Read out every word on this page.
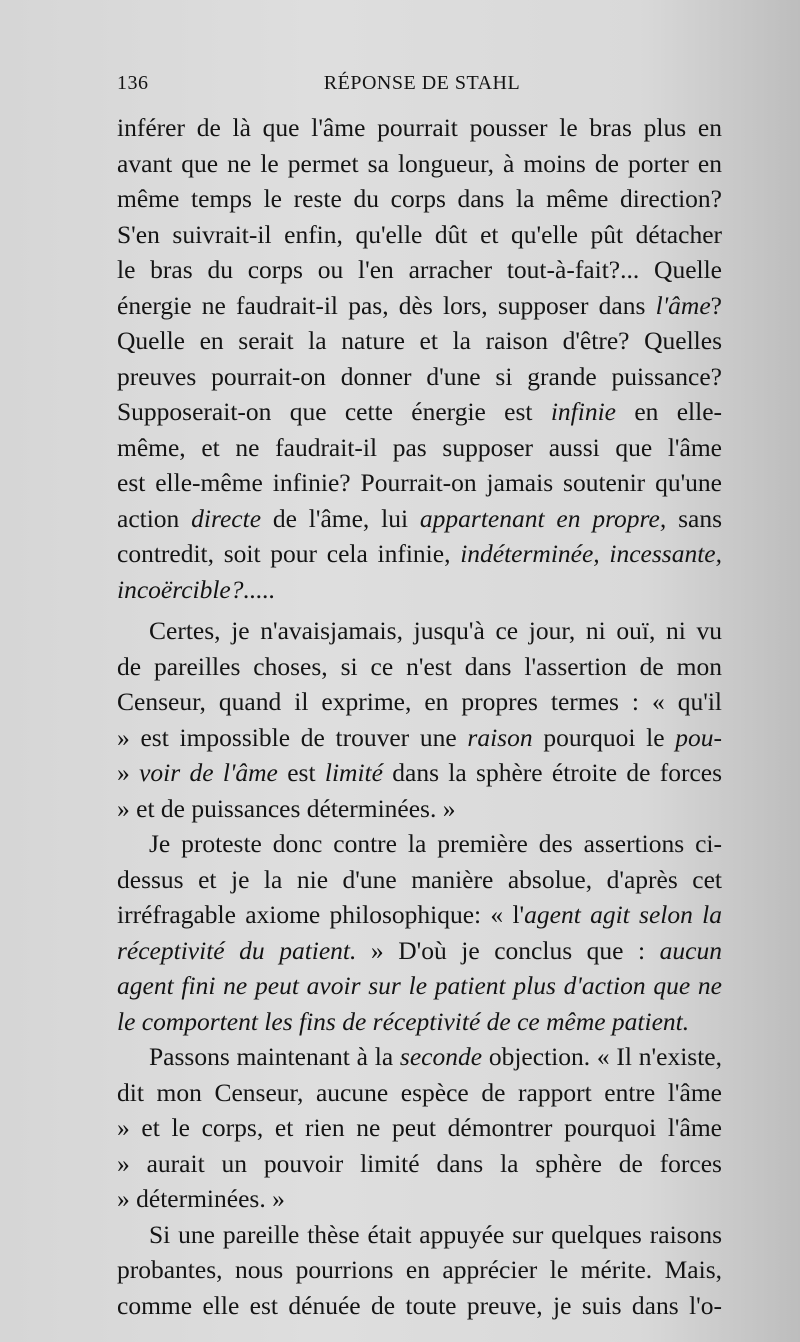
136	RÉPONSE DE STAHL
inférer de là que l'âme pourrait pousser le bras plus en
avant que ne le permet sa longueur, à moins de porter en
même temps le reste du corps dans la même direction?
S'en suivrait-il enfin, qu'elle dût et qu'elle pût détacher
le bras du corps ou l'en arracher tout-à-fait?... Quelle
énergie ne faudrait-il pas, dès lors, supposer dans l'âme?
Quelle en serait la nature et la raison d'être? Quelles
preuves pourrait-on donner d'une si grande puissance?
Supposerait-on que cette énergie est infinie en elle-
même, et ne faudrait-il pas supposer aussi que l'âme
est elle-même infinie? Pourrait-on jamais soutenir qu'une
action directe de l'âme, lui appartenant en propre, sans
contredit, soit pour cela infinie, indéterminée, incessante,
incoërcible?.....
Certes, je n'avaisjamais, jusqu'à ce jour, ni ouï, ni vu
de pareilles choses, si ce n'est dans l'assertion de mon
Censeur, quand il exprime, en propres termes : « qu'il
» est impossible de trouver une raison pourquoi le pou-
» voir de l'âme est limité dans la sphère étroite de forces
» et de puissances déterminées. »
Je proteste donc contre la première des assertions ci-
dessus et je la nie d'une manière absolue, d'après cet
irréfragable axiome philosophique: « l'agent agit selon la
réceptivité du patient. » D'où je conclus que : aucun
agent fini ne peut avoir sur le patient plus d'action que ne
le comportent les fins de réceptivité de ce même patient.
Passons maintenant à la seconde objection. « Il n'existe,
dit mon Censeur, aucune espèce de rapport entre l'âme
» et le corps, et rien ne peut démontrer pourquoi l'âme
» aurait un pouvoir limité dans la sphère de forces
» déterminées. »
Si une pareille thèse était appuyée sur quelques raisons
probantes, nous pourrions en apprécier le mérite. Mais,
comme elle est dénuée de toute preuve, je suis dans l'o-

________________________

--- PROBLEM REQUIREMENTS ---
Without the pictures, write out the whole listing above exactly as it appears.

--- OUTPUT OF THE TASK ---
Read out every word on this page.
136	RÉPONSE DE STAHL
inférer de là que l'âme pourrait pousser le bras plus en
avant que ne le permet sa longueur, à moins de porter en
même temps le reste du corps dans la même direction?
S'en suivrait-il enfin, qu'elle dût et qu'elle pût détacher
le bras du corps ou l'en arracher tout-à-fait?... Quelle
énergie ne faudrait-il pas, dès lors, supposer dans l'âme?
Quelle en serait la nature et la raison d'être? Quelles
preuves pourrait-on donner d'une si grande puissance?
Supposerait-on que cette énergie est infinie en elle-
même, et ne faudrait-il pas supposer aussi que l'âme
est elle-même infinie? Pourrait-on jamais soutenir qu'une
action directe de l'âme, lui appartenant en propre, sans
contredit, soit pour cela infinie, indéterminée, incessante,
incoërcible?.....
Certes, je n'avaisjamais, jusqu'à ce jour, ni ouï, ni vu
de pareilles choses, si ce n'est dans l'assertion de mon
Censeur, quand il exprime, en propres termes : « qu'il
» est impossible de trouver une raison pourquoi le pou-
» voir de l'âme est limité dans la sphère étroite de forces
» et de puissances déterminées. »
Je proteste donc contre la première des assertions ci-
dessus et je la nie d'une manière absolue, d'après cet
irréfragable axiome philosophique: « l'agent agit selon la
réceptivité du patient. » D'où je conclus que : aucun
agent fini ne peut avoir sur le patient plus d'action que ne
le comportent les fins de réceptivité de ce même patient.
Passons maintenant à la seconde objection. « Il n'existe,
dit mon Censeur, aucune espèce de rapport entre l'âme
» et le corps, et rien ne peut démontrer pourquoi l'âme
» aurait un pouvoir limité dans la sphère de forces
» déterminées. »
Si une pareille thèse était appuyée sur quelques raisons
probantes, nous pourrions en apprécier le mérite. Mais,
comme elle est dénuée de toute preuve, je suis dans l'o-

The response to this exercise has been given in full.